--- start of Given text ---

Similarly, Trump’s tariffs fly in the face of one of the twentieth century’s greatest policy blunders – the Smoot-Hawley Tariff of 1930, which sparked a 60% plunge in global trade by 1932. With foreign trade currently accounting for 28% of GDP, versus 11% in 1929, the US, as a debtor country today, is far more vulnerable to trade-related disruptions than it was as a net creditor back then.
Ignoring the cascading stream of direct and retaliatory taxes on consumers and businesses that stem from a tariff war, Trump extols the virtues of tariffs as “a beautiful thing.” That is painfully reminiscent of the 1928 Republican Party platform, which couched tariffs as “a fundamental and essential principle of the economic life of this nation … and essential for the continued prosperity of the country.” Trump ignores the lessons of the 1930s at great peril.
The same can be said of Trump’s recent Fed bashing. The political independence of central banking is widely regarded as the singular breakthrough needed to achieve price stability following the Great Inflation of the 1970s. In the US, passage of the so-called Humphrey-Hawkins Act of 1978 gave then-Fed Chairman Paul Volcker the political cover to squeeze double-digit inflation out of the system through a wrenching monetary tightening. Had Volcker lacked the freedom to act, he would have been constrained by elected leaders’ political calculus – precisely what Trump is doing in trying to dictate policy to current Fed Chair Jerome Powell.
2) The second critical flaw in Trump’s economic-policy package is its failure to appreciate the links between budget deficits, tariffs, and monetary policy. As the late Martin Feldstein long stressed, to the extent that budget deficits put downward pressure on already depressed domestic saving, larger trade deficits become the means to fill the void with surplus foreign saving. Denial of these linkages conveniently allows the US to blame China for self-inflicted trade deficits.

--- end of Given text ---
--- start of Data extract ---

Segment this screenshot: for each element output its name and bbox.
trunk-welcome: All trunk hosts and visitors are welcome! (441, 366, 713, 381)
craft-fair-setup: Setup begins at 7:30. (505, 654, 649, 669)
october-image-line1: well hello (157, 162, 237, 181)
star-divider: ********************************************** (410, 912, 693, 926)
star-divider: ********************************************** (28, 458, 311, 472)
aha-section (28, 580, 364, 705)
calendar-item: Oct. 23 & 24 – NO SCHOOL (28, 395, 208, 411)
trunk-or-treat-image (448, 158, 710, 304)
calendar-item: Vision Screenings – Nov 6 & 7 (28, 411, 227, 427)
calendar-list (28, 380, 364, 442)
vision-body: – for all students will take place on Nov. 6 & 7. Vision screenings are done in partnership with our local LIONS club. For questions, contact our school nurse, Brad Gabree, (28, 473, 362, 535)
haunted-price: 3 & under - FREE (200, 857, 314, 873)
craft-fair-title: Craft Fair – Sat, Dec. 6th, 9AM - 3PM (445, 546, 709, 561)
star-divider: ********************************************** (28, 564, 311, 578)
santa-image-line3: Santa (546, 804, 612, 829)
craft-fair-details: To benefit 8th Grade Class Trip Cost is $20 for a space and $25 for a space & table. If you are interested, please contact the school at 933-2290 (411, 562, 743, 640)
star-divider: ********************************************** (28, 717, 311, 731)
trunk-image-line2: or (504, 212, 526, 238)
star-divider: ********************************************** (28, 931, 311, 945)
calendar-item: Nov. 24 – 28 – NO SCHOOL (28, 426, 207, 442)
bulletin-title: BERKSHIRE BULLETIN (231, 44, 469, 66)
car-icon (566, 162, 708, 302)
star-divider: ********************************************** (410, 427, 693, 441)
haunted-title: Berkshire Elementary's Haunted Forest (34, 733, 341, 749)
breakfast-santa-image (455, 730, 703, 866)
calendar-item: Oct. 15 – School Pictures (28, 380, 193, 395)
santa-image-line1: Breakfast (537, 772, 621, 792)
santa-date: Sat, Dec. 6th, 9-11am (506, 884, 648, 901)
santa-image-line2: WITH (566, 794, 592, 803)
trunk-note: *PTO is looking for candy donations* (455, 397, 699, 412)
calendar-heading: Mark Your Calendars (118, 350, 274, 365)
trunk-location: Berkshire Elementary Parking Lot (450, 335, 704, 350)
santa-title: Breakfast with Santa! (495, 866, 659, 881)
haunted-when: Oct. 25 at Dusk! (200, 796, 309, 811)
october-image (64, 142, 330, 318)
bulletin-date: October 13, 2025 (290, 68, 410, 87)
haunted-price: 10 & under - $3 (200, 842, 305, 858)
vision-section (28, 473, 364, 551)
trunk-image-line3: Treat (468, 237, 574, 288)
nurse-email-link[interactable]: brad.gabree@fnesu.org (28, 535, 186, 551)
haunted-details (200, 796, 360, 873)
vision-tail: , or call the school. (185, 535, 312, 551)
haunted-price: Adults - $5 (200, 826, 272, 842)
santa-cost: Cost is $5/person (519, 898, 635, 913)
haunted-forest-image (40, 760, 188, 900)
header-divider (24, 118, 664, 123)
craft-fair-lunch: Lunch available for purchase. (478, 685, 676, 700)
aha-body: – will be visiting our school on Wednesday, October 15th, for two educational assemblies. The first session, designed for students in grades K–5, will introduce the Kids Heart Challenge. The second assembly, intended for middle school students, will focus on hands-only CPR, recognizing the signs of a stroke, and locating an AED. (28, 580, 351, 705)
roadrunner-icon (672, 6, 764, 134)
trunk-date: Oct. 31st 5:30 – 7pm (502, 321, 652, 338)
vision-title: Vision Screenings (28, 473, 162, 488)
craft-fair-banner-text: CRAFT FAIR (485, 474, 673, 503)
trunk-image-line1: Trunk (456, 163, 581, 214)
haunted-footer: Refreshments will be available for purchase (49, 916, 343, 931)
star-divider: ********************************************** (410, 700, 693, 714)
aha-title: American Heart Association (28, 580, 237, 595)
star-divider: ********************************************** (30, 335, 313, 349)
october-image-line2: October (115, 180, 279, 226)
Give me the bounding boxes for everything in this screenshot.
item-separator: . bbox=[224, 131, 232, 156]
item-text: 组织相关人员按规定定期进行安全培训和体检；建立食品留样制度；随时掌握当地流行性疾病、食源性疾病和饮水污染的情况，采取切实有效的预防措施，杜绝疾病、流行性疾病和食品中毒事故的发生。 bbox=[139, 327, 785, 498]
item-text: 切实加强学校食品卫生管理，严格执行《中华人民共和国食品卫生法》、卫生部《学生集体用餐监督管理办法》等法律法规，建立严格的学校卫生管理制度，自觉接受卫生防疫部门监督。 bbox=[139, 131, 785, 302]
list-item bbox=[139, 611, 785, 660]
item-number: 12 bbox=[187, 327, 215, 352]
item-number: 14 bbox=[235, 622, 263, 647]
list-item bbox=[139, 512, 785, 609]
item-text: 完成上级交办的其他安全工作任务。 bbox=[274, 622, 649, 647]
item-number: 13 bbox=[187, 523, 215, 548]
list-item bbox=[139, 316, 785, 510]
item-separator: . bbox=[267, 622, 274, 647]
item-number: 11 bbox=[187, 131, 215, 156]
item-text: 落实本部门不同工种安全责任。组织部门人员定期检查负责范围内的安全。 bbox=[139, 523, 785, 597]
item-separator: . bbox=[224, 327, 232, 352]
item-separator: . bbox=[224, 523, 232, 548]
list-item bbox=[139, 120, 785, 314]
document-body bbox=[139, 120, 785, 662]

--- end of Data extract ---

Extend the commentary on Trump's economic policies, starting after its final sentence about blaming China for trade deficits.

But with tariffs likely to divert trade and supply chains from low-cost Chinese producers to higher-cost alternatives, US consumers will be hit with the functional equivalent of tax hikes, raising the risk of higher inflation. The latter possibility, though seemingly remote today, could have important consequences for US monetary policy – provided, of course, the Fed has the political independence to act.
Finally, there are always the lags to keep in mind in assessing the impact of policy. While low interest rates temper short-term pressures on debt-service costs as budget deficits rise, there is no guarantee that such a trend will persist over the longer term, especially with the already-elevated federal debt overhang projected to increase by about 14 percentage points of GDP over the next ten years. Similarly, the disruptive effects of tariffs and shifts in monetary policy take about 12-18 months to be fully evident. So, rather than bask in today’s financial-market euphoria, politicians and investors should be thinking more about the state of the economy in late 2020 – a timeframe that happens to coincide with the upcoming presidential election cycle – in assessing how current policies are likely to play out.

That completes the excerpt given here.